[Text to read]
╔══

Rcpp_block_matrix_vector_sum_hdf5

C++ Function Reference

1 Signature

BigDataStatMeth::hdf5Dataset * BigDataStatMeth::Rcpp_block_matrix_vector_sum_hdf5(BigDataStatMeth::hdf5Dataset *dsA, BigDataStatMeth::hdf5Dataset *dsB, BigDataStatMeth::hdf5Dataset *dsC, hsize_t hdf5_block, bool bparal, Rcpp::Nullable< int > threads=R_NilValue)

2 Description

Block-based matrix-vector addition for HDF5 matrices.

3 Parameters

dsA (BigDataStatMeth::hdf5Dataset *): Input vector dataset
dsB (BigDataStatMeth::hdf5Dataset *): Input matrix dataset
dsC (BigDataStatMeth::hdf5Dataset *): Output matrix dataset
hdf5_block (hsize_t): Block size for HDF5 I/O operations
bparal (bool): Whether to use parallel processing
threads (Rcpp::Nullable< int >): Number of threads for parallel processing (optional)

4 Returns

Pointer to result dataset

5 Details

Performs block-based matrix-vector addition where one operand is a vector and the other is a matrix. Supports both row and column vectors.

6 Call Graph

7 Source Code

Implementation

File: inst/include/hdf5Algebra/matrixSum.hpp • Lines 206-350

inline BigDataStatMeth::hdf5Dataset* Rcpp_block_matrix_vector_sum_hdf5( 
            BigDataStatMeth::hdf5Dataset* dsA, BigDataStatMeth::hdf5Dataset* dsB, BigDataStatMeth::hdf5Dataset* dsC,
            hsize_t hdf5_block, bool bparal, Rcpp::Nullable<int> threads  = R_NilValue)
    {
    
        try {
            
            // Vector
            hsize_t K = dsA->nrows();
            hsize_t N = dsA->ncols();
            
            // Matrix
            hsize_t M = dsB->nrows();
            hsize_t L = dsB->ncols();
            
            std::vector<hsize_t> vstart, vsizetoRead;
            // unsigned int ithreads;
    
            if(hdf5_block == 1) {
                hdf5_block = ceil(MAXBLOCKSIZE/(K*N));
            }
    
            // hsize_t isize = hdf5_block + 1;
            std::vector<hsize_t> stride = {1, 1},
                                 block = {1, 1};
            
            dsC->createDataset( L, M, "real");
            
            std::vector<double> vdA( K * N );
            dsA->readDatasetBlock( {0, 0}, {K, N}, stride, block, vdA.data() );
            
            // ithreads = get_threads(bparal, threads);
            
            if(  K == M )
            { // Sum vector to every col
                
                getBlockPositionsSizes( L, hdf5_block, vstart, vsizetoRead );
                // int chunks = vstart.size()/ithreads;
                
                #pragma omp parallel num_threads( get_threads(bparal, threads) ) shared(dsA, dsB, dsC) //, chunks)
                {
                    #pragma omp for schedule (dynamic) // collapse(2)
                    for (hsize_t ii = 0; ii < vstart.size(); ii ++)
                    {
                        std::vector<double> vdB( K * vsizetoRead[ii] );
                        #pragma omp critical(accessFile)
                        {
                            dsB->readDatasetBlock( {0, vstart[ii]}, {K, vsizetoRead[ii]}, stride, block, vdB.data() );
                        }
                        
                        // Duplicate vector
                        std::size_t const no_of_duplicates = (K * vsizetoRead[ii]) / vdA.size();
                        
                        std::vector<double> v = vdA; 
                        v.reserve(vdA.size() * no_of_duplicates);
                        auto end = std::end(v);
                        
                        for(std::size_t i = 1; i < no_of_duplicates; ++i)

╚══

[Data extract]
╔══

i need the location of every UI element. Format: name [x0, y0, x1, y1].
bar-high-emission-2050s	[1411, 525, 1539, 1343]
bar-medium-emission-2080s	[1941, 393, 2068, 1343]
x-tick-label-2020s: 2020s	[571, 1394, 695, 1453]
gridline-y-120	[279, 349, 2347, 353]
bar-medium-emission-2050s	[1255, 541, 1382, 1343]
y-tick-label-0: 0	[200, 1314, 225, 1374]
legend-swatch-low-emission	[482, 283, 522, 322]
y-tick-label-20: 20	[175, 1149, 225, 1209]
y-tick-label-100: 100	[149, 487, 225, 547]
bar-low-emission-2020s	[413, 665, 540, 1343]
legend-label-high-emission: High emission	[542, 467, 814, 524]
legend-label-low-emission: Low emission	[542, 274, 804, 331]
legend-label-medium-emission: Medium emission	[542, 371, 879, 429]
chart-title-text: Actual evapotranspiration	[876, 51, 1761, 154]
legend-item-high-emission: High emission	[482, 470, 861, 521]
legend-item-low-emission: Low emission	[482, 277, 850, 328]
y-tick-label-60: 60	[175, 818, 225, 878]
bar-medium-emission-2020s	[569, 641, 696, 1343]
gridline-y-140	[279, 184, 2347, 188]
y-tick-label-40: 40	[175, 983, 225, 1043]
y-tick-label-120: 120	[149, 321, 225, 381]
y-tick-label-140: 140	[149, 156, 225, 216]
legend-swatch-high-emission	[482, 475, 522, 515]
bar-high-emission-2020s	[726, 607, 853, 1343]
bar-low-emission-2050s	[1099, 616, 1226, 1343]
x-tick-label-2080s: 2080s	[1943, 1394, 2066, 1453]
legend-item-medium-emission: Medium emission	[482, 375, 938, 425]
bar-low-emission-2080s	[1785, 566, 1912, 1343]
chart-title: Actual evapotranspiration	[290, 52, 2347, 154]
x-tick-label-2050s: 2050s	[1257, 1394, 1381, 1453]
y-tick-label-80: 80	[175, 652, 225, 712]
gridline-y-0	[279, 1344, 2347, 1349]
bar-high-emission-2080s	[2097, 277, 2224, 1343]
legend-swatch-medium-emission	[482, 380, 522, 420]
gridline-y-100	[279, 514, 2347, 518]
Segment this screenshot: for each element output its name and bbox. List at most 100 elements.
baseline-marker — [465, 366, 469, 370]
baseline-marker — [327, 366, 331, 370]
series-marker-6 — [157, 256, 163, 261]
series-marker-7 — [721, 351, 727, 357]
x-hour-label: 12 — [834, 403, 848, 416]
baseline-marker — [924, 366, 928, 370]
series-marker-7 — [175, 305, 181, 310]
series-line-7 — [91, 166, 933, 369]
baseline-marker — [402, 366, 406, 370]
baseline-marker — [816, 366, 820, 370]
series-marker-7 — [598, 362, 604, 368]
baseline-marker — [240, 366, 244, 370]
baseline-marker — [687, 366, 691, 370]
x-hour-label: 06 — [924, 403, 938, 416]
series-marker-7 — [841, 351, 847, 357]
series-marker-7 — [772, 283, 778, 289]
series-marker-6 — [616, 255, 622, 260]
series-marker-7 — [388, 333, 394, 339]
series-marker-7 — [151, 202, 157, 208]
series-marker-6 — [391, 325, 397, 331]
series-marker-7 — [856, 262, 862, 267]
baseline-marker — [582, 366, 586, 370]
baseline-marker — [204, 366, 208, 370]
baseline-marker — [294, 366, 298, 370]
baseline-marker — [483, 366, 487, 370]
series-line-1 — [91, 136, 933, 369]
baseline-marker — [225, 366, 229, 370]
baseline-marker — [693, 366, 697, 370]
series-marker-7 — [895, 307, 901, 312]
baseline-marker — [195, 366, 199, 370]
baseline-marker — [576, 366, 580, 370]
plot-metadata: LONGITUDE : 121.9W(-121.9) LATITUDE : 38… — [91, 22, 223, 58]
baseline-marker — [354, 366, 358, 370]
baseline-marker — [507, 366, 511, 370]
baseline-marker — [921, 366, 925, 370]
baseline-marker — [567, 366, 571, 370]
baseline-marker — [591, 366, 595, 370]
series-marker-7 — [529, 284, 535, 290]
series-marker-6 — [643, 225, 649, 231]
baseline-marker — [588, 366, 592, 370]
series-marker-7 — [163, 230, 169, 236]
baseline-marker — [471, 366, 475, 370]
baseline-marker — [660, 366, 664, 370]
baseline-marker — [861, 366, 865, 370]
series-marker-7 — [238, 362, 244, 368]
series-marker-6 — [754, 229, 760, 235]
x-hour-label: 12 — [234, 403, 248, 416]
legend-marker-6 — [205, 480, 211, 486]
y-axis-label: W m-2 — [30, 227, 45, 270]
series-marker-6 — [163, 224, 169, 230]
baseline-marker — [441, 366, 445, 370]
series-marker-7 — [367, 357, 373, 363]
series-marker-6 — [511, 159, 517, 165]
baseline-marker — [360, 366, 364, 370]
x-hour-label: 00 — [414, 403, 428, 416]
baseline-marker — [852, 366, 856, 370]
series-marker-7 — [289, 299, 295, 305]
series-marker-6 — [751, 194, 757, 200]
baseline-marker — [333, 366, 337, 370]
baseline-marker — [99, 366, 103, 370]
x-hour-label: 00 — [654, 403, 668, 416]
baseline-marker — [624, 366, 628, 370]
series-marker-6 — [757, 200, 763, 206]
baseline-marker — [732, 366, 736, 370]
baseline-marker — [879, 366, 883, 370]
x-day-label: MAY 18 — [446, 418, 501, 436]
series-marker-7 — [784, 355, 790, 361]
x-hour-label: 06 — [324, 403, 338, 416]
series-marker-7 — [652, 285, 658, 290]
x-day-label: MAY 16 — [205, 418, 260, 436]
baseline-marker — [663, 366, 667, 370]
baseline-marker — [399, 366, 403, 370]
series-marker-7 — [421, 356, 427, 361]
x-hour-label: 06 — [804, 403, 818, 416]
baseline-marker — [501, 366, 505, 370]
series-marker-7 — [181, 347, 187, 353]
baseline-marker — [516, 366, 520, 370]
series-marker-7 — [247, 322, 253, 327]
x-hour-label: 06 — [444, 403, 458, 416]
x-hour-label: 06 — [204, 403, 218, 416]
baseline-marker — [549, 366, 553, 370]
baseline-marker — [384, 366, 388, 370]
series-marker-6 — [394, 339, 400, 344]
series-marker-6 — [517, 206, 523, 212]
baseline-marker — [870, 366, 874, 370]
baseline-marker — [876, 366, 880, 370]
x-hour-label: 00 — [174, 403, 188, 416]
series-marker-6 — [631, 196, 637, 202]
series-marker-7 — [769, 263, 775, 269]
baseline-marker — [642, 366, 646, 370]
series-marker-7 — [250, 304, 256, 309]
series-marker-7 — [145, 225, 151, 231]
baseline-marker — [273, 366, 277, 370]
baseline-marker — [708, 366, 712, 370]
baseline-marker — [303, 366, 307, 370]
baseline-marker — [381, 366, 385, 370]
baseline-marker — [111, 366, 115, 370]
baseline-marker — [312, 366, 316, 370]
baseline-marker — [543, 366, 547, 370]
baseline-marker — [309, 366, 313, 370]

╚══

[Written tasks]
A. Return the passage of the Rcpp_block_matrix_vector_sum_hdf5 reference from "1 Signature" to "for HDF5 matrices.", copied word for word.
B. Resume the Rcpp_block_matrix_vector_sum_hdf5 reference from the point where it stops.
The records have no connection to the Rcpp_block_matrix_vector_sum_hdf5 reference.

[Answers to each task]
A.
1 Signature

BigDataStatMeth::hdf5Dataset * BigDataStatMeth::Rcpp_block_matrix_vector_sum_hdf5(BigDataStatMeth::hdf5Dataset *dsA, BigDataStatMeth::hdf5Dataset *dsB, BigDataStatMeth::hdf5Dataset *dsC, hsize_t hdf5_block, bool bparal, Rcpp::Nullable< int > threads=R_NilValue)

2 Description

Block-based matrix-vector addition for HDF5 matrices.

B.
                            v.insert(std::end(v), std::begin(v), end);
                        
                        // Sum vector to matrix by columns / rows
                        std::transform (vdB.begin(), vdB.end(),
                                        v.begin(), vdB.begin(), std::plus<double>());
                        
                        std::vector<hsize_t> offset = { 0, vstart[ii]};
                        std::vector<hsize_t> count = { K, vsizetoRead[ii]};
                        
                        #pragma omp critical(accessFile)
                        {
                            dsC->writeDatasetBlock( vdB, offset, count, stride, block);
                        }
                    }
                }
                
    
            } else if(  K == L ) { // Sum vector to every row
                
                getBlockPositionsSizes( M, hdf5_block, vstart, vsizetoRead );
                // int chunks = vstart.size()/ithreads;
                
                #pragma omp parallel num_threads( get_threads(bparal, threads) ) shared(dsA, dsB, dsC) //, chunks)
                {
                    #pragma omp for schedule (dynamic) // collapse(2)
                    for (hsize_t ii = 0; ii < vstart.size(); ii ++)
                    {
                        std::vector<double> vdB( L * vsizetoRead[ii] );
                        #pragma omp critical (accessFile)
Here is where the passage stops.